Requirements => Give every line back verbatim, dropping all images.

Stored dataset items
- - -
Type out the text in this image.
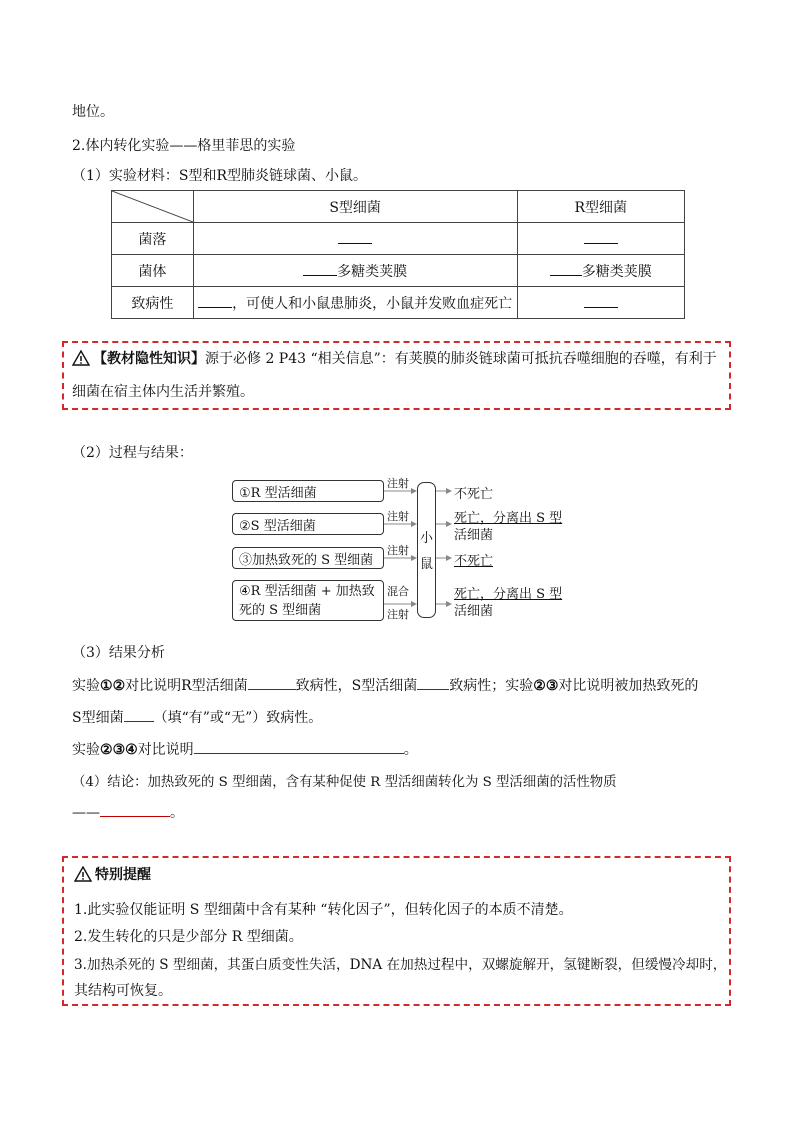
地位。
2.体内转化实验——格里菲思的实验
（1）实验材料：S型和R型肺炎链球菌、小鼠。
	S型细菌	R型细菌
菌落		
菌体	多糖类荚膜	多糖类荚膜
致病性	，可使人和小鼠患肺炎，小鼠并发败血症死亡	
【教材隐性知识】源于必修 2 P43 “相关信息”：有荚膜的肺炎链球菌可抵抗吞噬细胞的吞噬，有利于
细菌在宿主体内生活并繁殖。
（2）过程与结果：
①R 型活细菌
②S 型活细菌
③加热致死的 S 型细菌
④R 型活细菌 + 加热致
死的 S 型细菌
注射
注射
注射
混合
注射
小
鼠
不死亡
死亡，分离出 S 型
活细菌
不死亡
死亡，分离出 S 型
活细菌
（3）结果分析
实验①②对比说明R型活细菌	致病性，S型活细菌 致病性；实验②③对比说明被加热致死的
S型细菌 （填“有”或“无”）致病性。
实验②③④对比说明	。
（4）结论：加热致死的 S 型细菌，含有某种促使 R 型活细菌转化为 S 型活细菌的活性物质
——	。
特别提醒
1.此实验仅能证明 S 型细菌中含有某种 “转化因子”，但转化因子的本质不清楚。
2.发生转化的只是少部分 R 型细菌。
3.加热杀死的 S 型细菌，其蛋白质变性失活，DNA 在加热过程中，双螺旋解开，氢键断裂，但缓慢冷却时，
其结构可恢复。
- - -
Result =>
Type out the text in this image.
地位。
2.体内转化实验——格里菲思的实验
（1）实验材料：S型和R型肺炎链球菌、小鼠。
	S型细菌	R型细菌
菌落		
菌体	多糖类荚膜	多糖类荚膜
致病性	，可使人和小鼠患肺炎，小鼠并发败血症死亡	
【教材隐性知识】源于必修 2 P43 “相关信息”：有荚膜的肺炎链球菌可抵抗吞噬细胞的吞噬，有利于
细菌在宿主体内生活并繁殖。
（2）过程与结果：
①R 型活细菌
②S 型活细菌
③加热致死的 S 型细菌
④R 型活细菌 + 加热致
死的 S 型细菌
注射
注射
注射
混合
注射
小
鼠
不死亡
死亡，分离出 S 型
活细菌
不死亡
死亡，分离出 S 型
活细菌
（3）结果分析
实验①②对比说明R型活细菌	致病性，S型活细菌 致病性；实验②③对比说明被加热致死的
S型细菌 （填“有”或“无”）致病性。
实验②③④对比说明	。
（4）结论：加热致死的 S 型细菌，含有某种促使 R 型活细菌转化为 S 型活细菌的活性物质
——	。
特别提醒
1.此实验仅能证明 S 型细菌中含有某种 “转化因子”，但转化因子的本质不清楚。
2.发生转化的只是少部分 R 型细菌。
3.加热杀死的 S 型细菌，其蛋白质变性失活，DNA 在加热过程中，双螺旋解开，氢键断裂，但缓慢冷却时，
其结构可恢复。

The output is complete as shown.